## Exercise prompt
Treat the line containing "OCR this image." as the first line and the final line of the material below as the last; reproduce that range exactly.

## Exercise materials
-- begin --
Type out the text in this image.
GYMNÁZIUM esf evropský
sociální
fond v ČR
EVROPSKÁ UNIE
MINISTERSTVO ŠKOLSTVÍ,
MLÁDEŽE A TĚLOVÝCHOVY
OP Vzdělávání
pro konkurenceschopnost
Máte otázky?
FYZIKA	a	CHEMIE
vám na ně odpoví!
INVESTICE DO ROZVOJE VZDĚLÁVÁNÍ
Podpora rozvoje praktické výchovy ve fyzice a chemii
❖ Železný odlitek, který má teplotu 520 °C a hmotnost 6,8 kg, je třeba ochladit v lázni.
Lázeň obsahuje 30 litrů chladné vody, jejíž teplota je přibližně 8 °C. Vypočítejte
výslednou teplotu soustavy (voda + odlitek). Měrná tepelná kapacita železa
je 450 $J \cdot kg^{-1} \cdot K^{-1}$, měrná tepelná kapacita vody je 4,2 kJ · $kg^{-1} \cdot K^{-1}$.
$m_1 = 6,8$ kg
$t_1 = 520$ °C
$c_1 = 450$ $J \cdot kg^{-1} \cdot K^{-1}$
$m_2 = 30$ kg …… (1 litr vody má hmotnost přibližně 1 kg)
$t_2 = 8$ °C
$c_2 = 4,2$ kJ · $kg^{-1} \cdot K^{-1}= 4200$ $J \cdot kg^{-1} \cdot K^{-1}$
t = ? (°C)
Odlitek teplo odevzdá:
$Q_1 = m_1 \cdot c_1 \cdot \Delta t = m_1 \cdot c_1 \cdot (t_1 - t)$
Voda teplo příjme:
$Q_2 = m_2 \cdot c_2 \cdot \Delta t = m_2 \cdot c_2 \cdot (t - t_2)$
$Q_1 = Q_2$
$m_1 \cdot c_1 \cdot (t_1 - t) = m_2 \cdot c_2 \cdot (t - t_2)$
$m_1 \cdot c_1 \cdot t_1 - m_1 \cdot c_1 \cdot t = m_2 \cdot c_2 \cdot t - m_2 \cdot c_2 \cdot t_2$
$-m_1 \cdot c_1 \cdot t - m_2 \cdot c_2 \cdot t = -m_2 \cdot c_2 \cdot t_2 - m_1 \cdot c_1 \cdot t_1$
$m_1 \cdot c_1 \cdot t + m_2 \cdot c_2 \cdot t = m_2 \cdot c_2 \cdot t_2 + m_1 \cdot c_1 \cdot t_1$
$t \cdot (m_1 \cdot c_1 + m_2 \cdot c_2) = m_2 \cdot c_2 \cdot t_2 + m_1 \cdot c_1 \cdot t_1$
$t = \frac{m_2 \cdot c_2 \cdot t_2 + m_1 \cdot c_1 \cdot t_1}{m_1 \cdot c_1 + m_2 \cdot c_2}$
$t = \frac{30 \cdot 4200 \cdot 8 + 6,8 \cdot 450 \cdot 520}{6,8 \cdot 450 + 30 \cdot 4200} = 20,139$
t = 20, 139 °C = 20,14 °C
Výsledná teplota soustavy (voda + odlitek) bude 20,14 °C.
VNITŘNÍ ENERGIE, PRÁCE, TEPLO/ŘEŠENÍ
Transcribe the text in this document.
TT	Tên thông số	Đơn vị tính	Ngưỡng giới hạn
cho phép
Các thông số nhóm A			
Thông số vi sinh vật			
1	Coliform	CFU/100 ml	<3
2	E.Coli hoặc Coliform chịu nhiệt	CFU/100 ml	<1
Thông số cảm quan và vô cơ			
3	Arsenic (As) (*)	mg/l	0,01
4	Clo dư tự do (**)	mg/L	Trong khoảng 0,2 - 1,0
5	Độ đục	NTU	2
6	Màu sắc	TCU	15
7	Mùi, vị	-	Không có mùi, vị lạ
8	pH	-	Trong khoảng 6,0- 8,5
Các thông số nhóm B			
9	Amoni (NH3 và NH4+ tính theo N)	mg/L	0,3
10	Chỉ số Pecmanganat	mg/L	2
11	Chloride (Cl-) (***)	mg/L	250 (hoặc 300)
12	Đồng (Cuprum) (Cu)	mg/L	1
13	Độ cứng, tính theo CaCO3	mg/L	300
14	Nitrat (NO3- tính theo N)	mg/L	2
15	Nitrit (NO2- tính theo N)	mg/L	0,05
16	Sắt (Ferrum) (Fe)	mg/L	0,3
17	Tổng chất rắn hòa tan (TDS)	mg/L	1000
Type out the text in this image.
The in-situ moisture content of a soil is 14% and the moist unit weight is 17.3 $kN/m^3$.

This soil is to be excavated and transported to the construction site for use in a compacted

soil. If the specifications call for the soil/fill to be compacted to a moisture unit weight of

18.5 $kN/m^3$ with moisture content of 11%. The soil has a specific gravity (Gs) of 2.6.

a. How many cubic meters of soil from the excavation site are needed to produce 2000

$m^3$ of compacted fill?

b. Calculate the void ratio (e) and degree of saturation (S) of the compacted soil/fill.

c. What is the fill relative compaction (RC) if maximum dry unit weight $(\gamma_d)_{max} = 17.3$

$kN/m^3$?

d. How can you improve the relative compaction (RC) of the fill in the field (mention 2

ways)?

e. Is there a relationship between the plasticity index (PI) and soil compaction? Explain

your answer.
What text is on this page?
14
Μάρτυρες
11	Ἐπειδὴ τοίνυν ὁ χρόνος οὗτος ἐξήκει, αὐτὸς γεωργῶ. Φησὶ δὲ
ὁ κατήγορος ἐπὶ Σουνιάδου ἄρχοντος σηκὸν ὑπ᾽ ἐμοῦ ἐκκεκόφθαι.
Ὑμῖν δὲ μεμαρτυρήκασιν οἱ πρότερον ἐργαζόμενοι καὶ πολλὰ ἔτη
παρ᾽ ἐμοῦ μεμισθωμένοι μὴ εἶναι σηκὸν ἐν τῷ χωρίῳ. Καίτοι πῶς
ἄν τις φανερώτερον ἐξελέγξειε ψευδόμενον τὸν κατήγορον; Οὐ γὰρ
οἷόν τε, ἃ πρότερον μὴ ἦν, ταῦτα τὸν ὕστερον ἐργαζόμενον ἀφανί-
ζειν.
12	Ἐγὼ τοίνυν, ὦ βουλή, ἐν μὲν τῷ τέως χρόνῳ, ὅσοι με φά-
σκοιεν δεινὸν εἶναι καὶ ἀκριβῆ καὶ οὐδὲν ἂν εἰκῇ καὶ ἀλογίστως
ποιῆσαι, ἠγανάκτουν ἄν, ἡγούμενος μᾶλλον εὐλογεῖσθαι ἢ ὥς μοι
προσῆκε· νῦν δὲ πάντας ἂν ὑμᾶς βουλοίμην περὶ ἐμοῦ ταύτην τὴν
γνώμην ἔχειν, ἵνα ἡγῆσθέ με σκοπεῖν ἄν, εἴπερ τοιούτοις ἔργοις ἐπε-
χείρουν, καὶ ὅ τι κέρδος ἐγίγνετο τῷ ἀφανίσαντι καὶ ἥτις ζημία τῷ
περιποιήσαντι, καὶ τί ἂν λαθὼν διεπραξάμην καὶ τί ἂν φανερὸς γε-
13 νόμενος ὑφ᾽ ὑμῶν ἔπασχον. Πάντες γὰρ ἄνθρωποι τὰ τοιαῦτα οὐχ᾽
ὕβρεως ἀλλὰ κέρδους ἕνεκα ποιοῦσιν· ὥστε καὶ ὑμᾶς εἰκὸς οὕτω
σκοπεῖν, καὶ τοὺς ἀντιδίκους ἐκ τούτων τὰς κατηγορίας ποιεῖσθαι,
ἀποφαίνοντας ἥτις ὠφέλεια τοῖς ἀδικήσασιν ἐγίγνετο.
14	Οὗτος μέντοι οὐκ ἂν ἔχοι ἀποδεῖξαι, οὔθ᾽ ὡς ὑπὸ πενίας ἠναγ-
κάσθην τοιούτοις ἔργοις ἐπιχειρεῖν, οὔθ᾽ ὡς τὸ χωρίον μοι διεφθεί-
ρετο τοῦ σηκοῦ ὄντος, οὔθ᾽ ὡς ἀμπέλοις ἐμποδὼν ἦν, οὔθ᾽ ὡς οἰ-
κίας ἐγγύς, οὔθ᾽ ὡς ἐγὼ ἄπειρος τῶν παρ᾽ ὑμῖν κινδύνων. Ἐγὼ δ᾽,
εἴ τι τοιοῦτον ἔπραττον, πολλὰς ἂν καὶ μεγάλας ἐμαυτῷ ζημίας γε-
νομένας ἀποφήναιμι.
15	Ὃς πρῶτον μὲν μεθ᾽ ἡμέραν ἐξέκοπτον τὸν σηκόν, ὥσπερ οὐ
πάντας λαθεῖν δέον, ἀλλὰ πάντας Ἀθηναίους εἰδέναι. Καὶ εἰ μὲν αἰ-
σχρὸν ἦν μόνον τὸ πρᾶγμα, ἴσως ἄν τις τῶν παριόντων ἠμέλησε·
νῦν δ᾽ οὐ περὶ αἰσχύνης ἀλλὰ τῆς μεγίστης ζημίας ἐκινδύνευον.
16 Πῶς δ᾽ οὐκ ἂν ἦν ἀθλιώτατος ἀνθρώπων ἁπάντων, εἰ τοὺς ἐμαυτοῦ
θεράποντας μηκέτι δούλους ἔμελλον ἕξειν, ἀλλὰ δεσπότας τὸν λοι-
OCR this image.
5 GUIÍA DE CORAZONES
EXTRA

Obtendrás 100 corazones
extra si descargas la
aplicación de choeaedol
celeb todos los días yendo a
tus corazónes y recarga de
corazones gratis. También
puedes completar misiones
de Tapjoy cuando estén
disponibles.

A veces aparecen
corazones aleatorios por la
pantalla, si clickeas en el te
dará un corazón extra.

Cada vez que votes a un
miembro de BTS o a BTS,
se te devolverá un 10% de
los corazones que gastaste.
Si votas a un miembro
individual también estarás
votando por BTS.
-- end --
## Finished exercise
OCR this image.
5 GUIÍA DE CORAZONES
EXTRA

Obtendrás 100 corazones
extra si descargas la
aplicación de choeaedol
celeb todos los días yendo a
tus corazónes y recarga de
corazones gratis. También
puedes completar misiones
de Tapjoy cuando estén
disponibles.

A veces aparecen
corazones aleatorios por la
pantalla, si clickeas en el te
dará un corazón extra.

Cada vez que votes a un
miembro de BTS o a BTS,
se te devolverá un 10% de
los corazones que gastaste.
Si votas a un miembro
individual también estarás
votando por BTS.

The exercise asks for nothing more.